Pick out each line containing the string "Denim" and copy it.
--------------------
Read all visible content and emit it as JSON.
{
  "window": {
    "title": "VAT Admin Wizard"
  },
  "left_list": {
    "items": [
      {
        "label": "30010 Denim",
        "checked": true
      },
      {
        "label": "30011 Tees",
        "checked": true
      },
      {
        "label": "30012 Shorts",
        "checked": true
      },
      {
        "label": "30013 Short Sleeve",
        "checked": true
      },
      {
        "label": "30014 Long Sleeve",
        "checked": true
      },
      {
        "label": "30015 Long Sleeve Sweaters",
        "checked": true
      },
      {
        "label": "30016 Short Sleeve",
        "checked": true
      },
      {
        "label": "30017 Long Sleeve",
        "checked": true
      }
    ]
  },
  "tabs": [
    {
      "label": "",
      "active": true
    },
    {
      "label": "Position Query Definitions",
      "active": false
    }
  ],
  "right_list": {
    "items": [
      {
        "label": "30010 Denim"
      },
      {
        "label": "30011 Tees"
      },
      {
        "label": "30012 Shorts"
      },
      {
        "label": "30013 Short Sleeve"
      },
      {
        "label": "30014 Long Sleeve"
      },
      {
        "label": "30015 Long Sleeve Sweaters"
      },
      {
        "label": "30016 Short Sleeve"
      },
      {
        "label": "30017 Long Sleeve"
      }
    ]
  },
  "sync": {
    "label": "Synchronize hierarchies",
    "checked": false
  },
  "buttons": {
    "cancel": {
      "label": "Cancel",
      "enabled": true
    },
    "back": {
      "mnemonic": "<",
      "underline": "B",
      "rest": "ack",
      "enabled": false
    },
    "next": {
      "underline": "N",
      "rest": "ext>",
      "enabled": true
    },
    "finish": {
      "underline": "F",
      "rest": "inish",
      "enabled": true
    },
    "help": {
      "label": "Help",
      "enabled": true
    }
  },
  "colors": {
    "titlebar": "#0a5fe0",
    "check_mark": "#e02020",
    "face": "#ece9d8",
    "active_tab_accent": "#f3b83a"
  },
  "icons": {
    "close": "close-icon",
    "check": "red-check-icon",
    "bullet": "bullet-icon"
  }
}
--------------------
EXERCISE ANSWER.
        "label": "30010 Denim",
        "label": "30010 Denim"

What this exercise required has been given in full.